**PROBLEM DETAILS:**
Gather up every line from the entries below that uses the word "oligo".

**DATA LINES:**
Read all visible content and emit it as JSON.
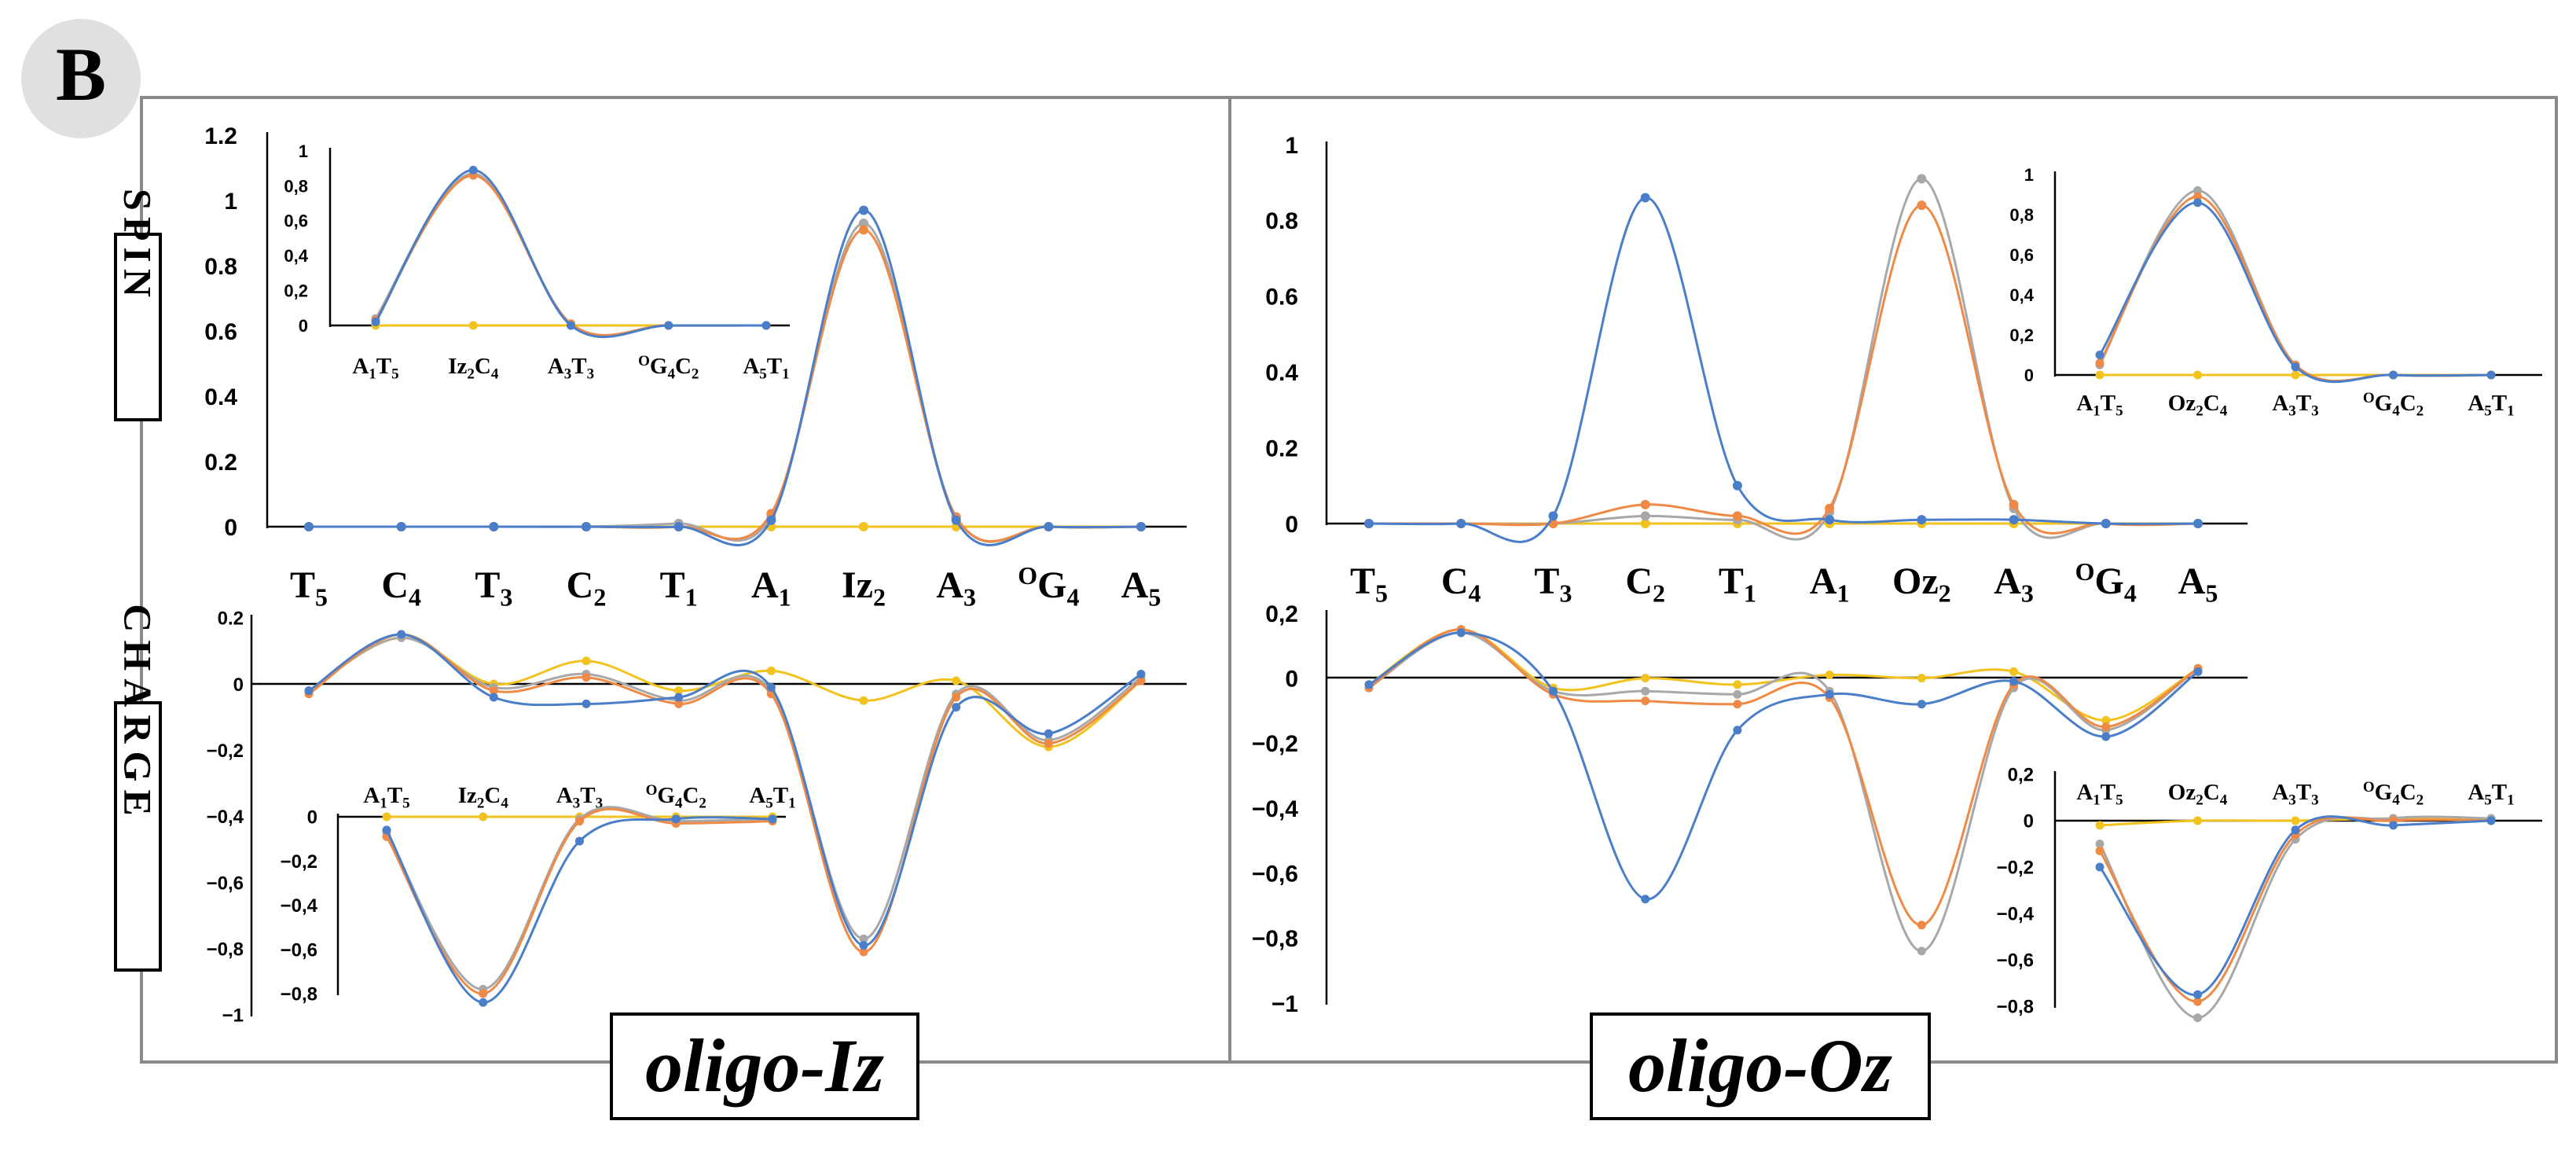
{
  "panel_label": "B",
  "side_labels": {
    "spin": "SPIN",
    "charge": "CHARGE"
  },
  "titles": {
    "iz": "oligo-Iz",
    "oz": "oligo-Oz"
  },
  "series_colors": [
    "#4a7ec8",
    "#ef8a46",
    "#a8a8a8",
    "#f2c21f"
  ],
  "chart_data": [
    {
      "id": "iz_spin_main",
      "type": "line",
      "title": "oligo-Iz",
      "categories": [
        "T5",
        "C4",
        "T3",
        "C2",
        "T1",
        "A1",
        "Iz2",
        "A3",
        "OG4",
        "A5"
      ],
      "ylim": [
        0,
        1.2
      ],
      "yticks": [
        0,
        0.2,
        0.4,
        0.6,
        0.8,
        1,
        1.2
      ],
      "ytick_labels": [
        "0",
        "0.2",
        "0.4",
        "0.6",
        "0.8",
        "1",
        "1.2"
      ],
      "series": [
        {
          "values": [
            0,
            0,
            0,
            0,
            0,
            0.02,
            0.97,
            0.02,
            0,
            0
          ]
        },
        {
          "values": [
            0,
            0,
            0,
            0,
            0,
            0.04,
            0.91,
            0.03,
            0,
            0
          ]
        },
        {
          "values": [
            0,
            0,
            0,
            0,
            0.01,
            0.03,
            0.93,
            0.03,
            0,
            0
          ]
        },
        {
          "values": [
            0,
            0,
            0,
            0,
            0,
            0,
            0,
            0,
            0,
            0
          ]
        }
      ]
    },
    {
      "id": "iz_spin_inset",
      "type": "line",
      "categories": [
        "A1T5",
        "Iz2C4",
        "A3T3",
        "OG4C2",
        "A5T1"
      ],
      "ylim": [
        0,
        1
      ],
      "yticks": [
        0,
        0.2,
        0.4,
        0.6,
        0.8,
        1
      ],
      "ytick_labels": [
        "0",
        "0,2",
        "0,4",
        "0,6",
        "0,8",
        "1"
      ],
      "series": [
        {
          "values": [
            0.02,
            0.89,
            0,
            0,
            0
          ]
        },
        {
          "values": [
            0.03,
            0.86,
            0.01,
            0,
            0
          ]
        },
        {
          "values": [
            0.04,
            0.87,
            0.01,
            0,
            0
          ]
        },
        {
          "values": [
            0,
            0,
            0,
            0,
            0
          ]
        }
      ]
    },
    {
      "id": "iz_charge_main",
      "type": "line",
      "categories": [
        "T5",
        "C4",
        "T3",
        "C2",
        "T1",
        "A1",
        "Iz2",
        "A3",
        "OG4",
        "A5"
      ],
      "ylim": [
        -1,
        0.2
      ],
      "yticks": [
        -1,
        -0.8,
        -0.6,
        -0.4,
        -0.2,
        0,
        0.2
      ],
      "ytick_labels": [
        "−1",
        "−0,8",
        "−0,6",
        "−0,4",
        "−0,2",
        "0",
        "0.2"
      ],
      "series": [
        {
          "values": [
            -0.02,
            0.15,
            -0.04,
            -0.06,
            -0.04,
            -0.01,
            -0.79,
            -0.07,
            -0.15,
            0.03
          ]
        },
        {
          "values": [
            -0.03,
            0.15,
            -0.02,
            0.02,
            -0.06,
            -0.03,
            -0.81,
            -0.04,
            -0.18,
            0.01
          ]
        },
        {
          "values": [
            -0.02,
            0.14,
            -0.01,
            0.03,
            -0.05,
            -0.02,
            -0.77,
            -0.03,
            -0.17,
            0.02
          ]
        },
        {
          "values": [
            -0.02,
            0.14,
            0,
            0.07,
            -0.02,
            0.04,
            -0.05,
            0.01,
            -0.19,
            0.01
          ]
        }
      ]
    },
    {
      "id": "iz_charge_inset",
      "type": "line",
      "categories": [
        "A1T5",
        "Iz2C4",
        "A3T3",
        "OG4C2",
        "A5T1"
      ],
      "ylim": [
        -0.8,
        0
      ],
      "yticks": [
        -0.8,
        -0.6,
        -0.4,
        -0.2,
        0
      ],
      "ytick_labels": [
        "−0,8",
        "−0,6",
        "−0,4",
        "−0,2",
        "0"
      ],
      "series": [
        {
          "values": [
            -0.06,
            -0.84,
            -0.11,
            -0.01,
            -0.01
          ]
        },
        {
          "values": [
            -0.09,
            -0.8,
            -0.02,
            -0.03,
            -0.02
          ]
        },
        {
          "values": [
            -0.07,
            -0.78,
            -0.01,
            -0.02,
            -0.01
          ]
        },
        {
          "values": [
            0,
            0,
            0,
            0,
            0
          ]
        }
      ]
    },
    {
      "id": "oz_spin_main",
      "type": "line",
      "title": "oligo-Oz",
      "categories": [
        "T5",
        "C4",
        "T3",
        "C2",
        "T1",
        "A1",
        "Oz2",
        "A3",
        "OG4",
        "A5"
      ],
      "ylim": [
        0,
        1
      ],
      "yticks": [
        0,
        0.2,
        0.4,
        0.6,
        0.8,
        1
      ],
      "ytick_labels": [
        "0",
        "0.2",
        "0.4",
        "0.6",
        "0.8",
        "1"
      ],
      "series": [
        {
          "values": [
            0,
            0,
            0.02,
            0.86,
            0.1,
            0.01,
            0.01,
            0.01,
            0,
            0
          ]
        },
        {
          "values": [
            0,
            0,
            0,
            0.05,
            0.02,
            0.04,
            0.84,
            0.05,
            0,
            0
          ]
        },
        {
          "values": [
            0,
            0,
            0,
            0.02,
            0.01,
            0.03,
            0.91,
            0.04,
            0,
            0
          ]
        },
        {
          "values": [
            0,
            0,
            0,
            0,
            0,
            0,
            0,
            0,
            0,
            0
          ]
        }
      ]
    },
    {
      "id": "oz_spin_inset",
      "type": "line",
      "categories": [
        "A1T5",
        "Oz2C4",
        "A3T3",
        "OG4C2",
        "A5T1"
      ],
      "ylim": [
        0,
        1
      ],
      "yticks": [
        0,
        0.2,
        0.4,
        0.6,
        0.8,
        1
      ],
      "ytick_labels": [
        "0",
        "0,2",
        "0,4",
        "0,6",
        "0,8",
        "1"
      ],
      "series": [
        {
          "values": [
            0.1,
            0.86,
            0.04,
            0,
            0
          ]
        },
        {
          "values": [
            0.06,
            0.89,
            0.05,
            0,
            0
          ]
        },
        {
          "values": [
            0.05,
            0.92,
            0.05,
            0,
            0
          ]
        },
        {
          "values": [
            0,
            0,
            0,
            0,
            0
          ]
        }
      ]
    },
    {
      "id": "oz_charge_main",
      "type": "line",
      "categories": [
        "T5",
        "C4",
        "T3",
        "C2",
        "T1",
        "A1",
        "Oz2",
        "A3",
        "OG4",
        "A5"
      ],
      "ylim": [
        -1,
        0.2
      ],
      "yticks": [
        -1,
        -0.8,
        -0.6,
        -0.4,
        -0.2,
        0,
        0.2
      ],
      "ytick_labels": [
        "−1",
        "−0,8",
        "−0,6",
        "−0,4",
        "−0,2",
        "0",
        "0,2"
      ],
      "series": [
        {
          "values": [
            -0.02,
            0.14,
            -0.04,
            -0.68,
            -0.16,
            -0.05,
            -0.08,
            -0.01,
            -0.18,
            0.02
          ]
        },
        {
          "values": [
            -0.03,
            0.15,
            -0.05,
            -0.07,
            -0.08,
            -0.06,
            -0.76,
            -0.02,
            -0.15,
            0.03
          ]
        },
        {
          "values": [
            -0.03,
            0.14,
            -0.04,
            -0.04,
            -0.05,
            -0.04,
            -0.84,
            -0.03,
            -0.16,
            0.03
          ]
        },
        {
          "values": [
            -0.02,
            0.15,
            -0.03,
            0,
            -0.02,
            0.01,
            0,
            0.02,
            -0.13,
            0.03
          ]
        }
      ]
    },
    {
      "id": "oz_charge_inset",
      "type": "line",
      "categories": [
        "A1T5",
        "Oz2C4",
        "A3T3",
        "OG4C2",
        "A5T1"
      ],
      "ylim": [
        -0.8,
        0.2
      ],
      "yticks": [
        -0.8,
        -0.6,
        -0.4,
        -0.2,
        0,
        0.2
      ],
      "ytick_labels": [
        "−0,8",
        "−0,6",
        "−0,4",
        "−0,2",
        "0",
        "0,2"
      ],
      "series": [
        {
          "values": [
            -0.2,
            -0.75,
            -0.04,
            -0.02,
            0
          ]
        },
        {
          "values": [
            -0.13,
            -0.78,
            -0.06,
            0,
            0
          ]
        },
        {
          "values": [
            -0.1,
            -0.85,
            -0.08,
            0.01,
            0.01
          ]
        },
        {
          "values": [
            -0.02,
            0,
            0,
            0.01,
            0.01
          ]
        }
      ]
    }
  ]
}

**REPLY TO THE TASK:**
    "iz": "oligo-Iz",
    "oz": "oligo-Oz"
      "title": "oligo-Iz",
      "title": "oligo-Oz",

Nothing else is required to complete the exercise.